### AIM
Reproduce the data exactly.

==========

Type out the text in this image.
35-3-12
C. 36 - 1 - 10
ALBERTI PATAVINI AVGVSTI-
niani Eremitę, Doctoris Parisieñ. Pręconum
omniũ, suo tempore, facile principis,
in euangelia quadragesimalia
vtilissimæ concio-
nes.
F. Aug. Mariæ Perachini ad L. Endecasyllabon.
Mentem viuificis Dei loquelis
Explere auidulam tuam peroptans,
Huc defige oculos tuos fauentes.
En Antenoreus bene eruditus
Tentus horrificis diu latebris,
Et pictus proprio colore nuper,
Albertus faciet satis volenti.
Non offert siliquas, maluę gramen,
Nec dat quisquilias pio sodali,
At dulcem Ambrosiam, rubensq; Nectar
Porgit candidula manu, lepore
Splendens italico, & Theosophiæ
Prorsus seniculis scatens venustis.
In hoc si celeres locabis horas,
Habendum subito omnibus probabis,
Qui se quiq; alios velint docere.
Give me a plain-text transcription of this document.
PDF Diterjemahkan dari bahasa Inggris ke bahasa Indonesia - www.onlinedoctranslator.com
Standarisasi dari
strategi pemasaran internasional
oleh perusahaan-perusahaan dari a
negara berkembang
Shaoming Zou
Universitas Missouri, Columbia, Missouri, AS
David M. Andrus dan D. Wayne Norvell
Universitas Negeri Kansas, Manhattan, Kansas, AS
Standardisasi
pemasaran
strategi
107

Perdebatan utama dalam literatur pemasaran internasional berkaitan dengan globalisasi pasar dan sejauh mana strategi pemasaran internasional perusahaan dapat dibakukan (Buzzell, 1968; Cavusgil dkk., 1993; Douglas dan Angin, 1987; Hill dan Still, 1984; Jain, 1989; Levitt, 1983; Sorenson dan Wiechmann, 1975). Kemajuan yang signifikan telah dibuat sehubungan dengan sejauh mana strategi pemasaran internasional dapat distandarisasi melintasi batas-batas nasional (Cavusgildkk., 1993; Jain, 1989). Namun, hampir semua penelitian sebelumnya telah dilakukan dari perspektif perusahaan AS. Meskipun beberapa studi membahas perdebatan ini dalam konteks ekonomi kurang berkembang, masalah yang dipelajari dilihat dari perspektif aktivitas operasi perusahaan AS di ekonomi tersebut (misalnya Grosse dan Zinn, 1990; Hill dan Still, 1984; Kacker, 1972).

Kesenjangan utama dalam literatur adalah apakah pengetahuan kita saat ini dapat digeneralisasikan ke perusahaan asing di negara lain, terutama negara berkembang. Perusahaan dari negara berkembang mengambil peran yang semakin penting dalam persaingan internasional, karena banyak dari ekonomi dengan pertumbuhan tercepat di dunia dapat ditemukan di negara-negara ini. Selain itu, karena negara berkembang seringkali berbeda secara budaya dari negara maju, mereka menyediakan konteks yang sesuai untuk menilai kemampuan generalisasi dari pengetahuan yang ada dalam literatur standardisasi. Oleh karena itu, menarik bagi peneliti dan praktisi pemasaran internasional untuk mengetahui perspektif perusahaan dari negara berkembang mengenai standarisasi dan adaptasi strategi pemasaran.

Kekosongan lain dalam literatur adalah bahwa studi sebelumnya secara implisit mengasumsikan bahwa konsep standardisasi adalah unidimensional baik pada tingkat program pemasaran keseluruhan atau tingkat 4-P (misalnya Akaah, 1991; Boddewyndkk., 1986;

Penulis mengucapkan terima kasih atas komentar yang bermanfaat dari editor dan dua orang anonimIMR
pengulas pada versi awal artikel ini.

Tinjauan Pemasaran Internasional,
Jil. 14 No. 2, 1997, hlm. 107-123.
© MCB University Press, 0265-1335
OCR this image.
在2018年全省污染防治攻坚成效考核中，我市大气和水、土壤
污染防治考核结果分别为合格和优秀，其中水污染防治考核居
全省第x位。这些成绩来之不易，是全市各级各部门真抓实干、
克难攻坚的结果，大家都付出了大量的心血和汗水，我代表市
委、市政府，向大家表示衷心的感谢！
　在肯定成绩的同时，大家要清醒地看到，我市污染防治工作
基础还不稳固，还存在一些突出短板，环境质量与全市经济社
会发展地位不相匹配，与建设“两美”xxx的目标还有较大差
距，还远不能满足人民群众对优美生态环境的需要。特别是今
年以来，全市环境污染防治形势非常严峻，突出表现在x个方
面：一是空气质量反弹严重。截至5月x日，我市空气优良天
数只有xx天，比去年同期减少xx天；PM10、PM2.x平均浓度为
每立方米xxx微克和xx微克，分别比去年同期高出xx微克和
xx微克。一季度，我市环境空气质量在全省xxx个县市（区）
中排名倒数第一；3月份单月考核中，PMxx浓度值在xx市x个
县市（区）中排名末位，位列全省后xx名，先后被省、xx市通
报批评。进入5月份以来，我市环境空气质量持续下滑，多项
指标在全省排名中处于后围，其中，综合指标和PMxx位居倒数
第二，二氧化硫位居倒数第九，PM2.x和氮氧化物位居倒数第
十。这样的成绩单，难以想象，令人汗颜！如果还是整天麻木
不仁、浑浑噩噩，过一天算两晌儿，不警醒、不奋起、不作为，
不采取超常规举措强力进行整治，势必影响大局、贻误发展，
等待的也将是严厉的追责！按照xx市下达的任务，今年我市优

==========

### RESULT
Type out the text in this image.
35-3-12
C. 36 - 1 - 10
ALBERTI PATAVINI AVGVSTI-
niani Eremitę, Doctoris Parisieñ. Pręconum
omniũ, suo tempore, facile principis,
in euangelia quadragesimalia
vtilissimæ concio-
nes.
F. Aug. Mariæ Perachini ad L. Endecasyllabon.
Mentem viuificis Dei loquelis
Explere auidulam tuam peroptans,
Huc defige oculos tuos fauentes.
En Antenoreus bene eruditus
Tentus horrificis diu latebris,
Et pictus proprio colore nuper,
Albertus faciet satis volenti.
Non offert siliquas, maluę gramen,
Nec dat quisquilias pio sodali,
At dulcem Ambrosiam, rubensq; Nectar
Porgit candidula manu, lepore
Splendens italico, & Theosophiæ
Prorsus seniculis scatens venustis.
In hoc si celeres locabis horas,
Habendum subito omnibus probabis,
Qui se quiq; alios velint docere.
Give me a plain-text transcription of this document.
PDF Diterjemahkan dari bahasa Inggris ke bahasa Indonesia - www.onlinedoctranslator.com
Standarisasi dari
strategi pemasaran internasional
oleh perusahaan-perusahaan dari a
negara berkembang
Shaoming Zou
Universitas Missouri, Columbia, Missouri, AS
David M. Andrus dan D. Wayne Norvell
Universitas Negeri Kansas, Manhattan, Kansas, AS
Standardisasi
pemasaran
strategi
107

Perdebatan utama dalam literatur pemasaran internasional berkaitan dengan globalisasi pasar dan sejauh mana strategi pemasaran internasional perusahaan dapat dibakukan (Buzzell, 1968; Cavusgil dkk., 1993; Douglas dan Angin, 1987; Hill dan Still, 1984; Jain, 1989; Levitt, 1983; Sorenson dan Wiechmann, 1975). Kemajuan yang signifikan telah dibuat sehubungan dengan sejauh mana strategi pemasaran internasional dapat distandarisasi melintasi batas-batas nasional (Cavusgildkk., 1993; Jain, 1989). Namun, hampir semua penelitian sebelumnya telah dilakukan dari perspektif perusahaan AS. Meskipun beberapa studi membahas perdebatan ini dalam konteks ekonomi kurang berkembang, masalah yang dipelajari dilihat dari perspektif aktivitas operasi perusahaan AS di ekonomi tersebut (misalnya Grosse dan Zinn, 1990; Hill dan Still, 1984; Kacker, 1972).

Kesenjangan utama dalam literatur adalah apakah pengetahuan kita saat ini dapat digeneralisasikan ke perusahaan asing di negara lain, terutama negara berkembang. Perusahaan dari negara berkembang mengambil peran yang semakin penting dalam persaingan internasional, karena banyak dari ekonomi dengan pertumbuhan tercepat di dunia dapat ditemukan di negara-negara ini. Selain itu, karena negara berkembang seringkali berbeda secara budaya dari negara maju, mereka menyediakan konteks yang sesuai untuk menilai kemampuan generalisasi dari pengetahuan yang ada dalam literatur standardisasi. Oleh karena itu, menarik bagi peneliti dan praktisi pemasaran internasional untuk mengetahui perspektif perusahaan dari negara berkembang mengenai standarisasi dan adaptasi strategi pemasaran.

Kekosongan lain dalam literatur adalah bahwa studi sebelumnya secara implisit mengasumsikan bahwa konsep standardisasi adalah unidimensional baik pada tingkat program pemasaran keseluruhan atau tingkat 4-P (misalnya Akaah, 1991; Boddewyndkk., 1986;

Penulis mengucapkan terima kasih atas komentar yang bermanfaat dari editor dan dua orang anonimIMR
pengulas pada versi awal artikel ini.

Tinjauan Pemasaran Internasional,
Jil. 14 No. 2, 1997, hlm. 107-123.
© MCB University Press, 0265-1335
OCR this image.
在2018年全省污染防治攻坚成效考核中，我市大气和水、土壤
污染防治考核结果分别为合格和优秀，其中水污染防治考核居
全省第x位。这些成绩来之不易，是全市各级各部门真抓实干、
克难攻坚的结果，大家都付出了大量的心血和汗水，我代表市
委、市政府，向大家表示衷心的感谢！
　在肯定成绩的同时，大家要清醒地看到，我市污染防治工作
基础还不稳固，还存在一些突出短板，环境质量与全市经济社
会发展地位不相匹配，与建设“两美”xxx的目标还有较大差
距，还远不能满足人民群众对优美生态环境的需要。特别是今
年以来，全市环境污染防治形势非常严峻，突出表现在x个方
面：一是空气质量反弹严重。截至5月x日，我市空气优良天
数只有xx天，比去年同期减少xx天；PM10、PM2.x平均浓度为
每立方米xxx微克和xx微克，分别比去年同期高出xx微克和
xx微克。一季度，我市环境空气质量在全省xxx个县市（区）
中排名倒数第一；3月份单月考核中，PMxx浓度值在xx市x个
县市（区）中排名末位，位列全省后xx名，先后被省、xx市通
报批评。进入5月份以来，我市环境空气质量持续下滑，多项
指标在全省排名中处于后围，其中，综合指标和PMxx位居倒数
第二，二氧化硫位居倒数第九，PM2.x和氮氧化物位居倒数第
十。这样的成绩单，难以想象，令人汗颜！如果还是整天麻木
不仁、浑浑噩噩，过一天算两晌儿，不警醒、不奋起、不作为，
不采取超常规举措强力进行整治，势必影响大局、贻误发展，
等待的也将是严厉的追责！按照xx市下达的任务，今年我市优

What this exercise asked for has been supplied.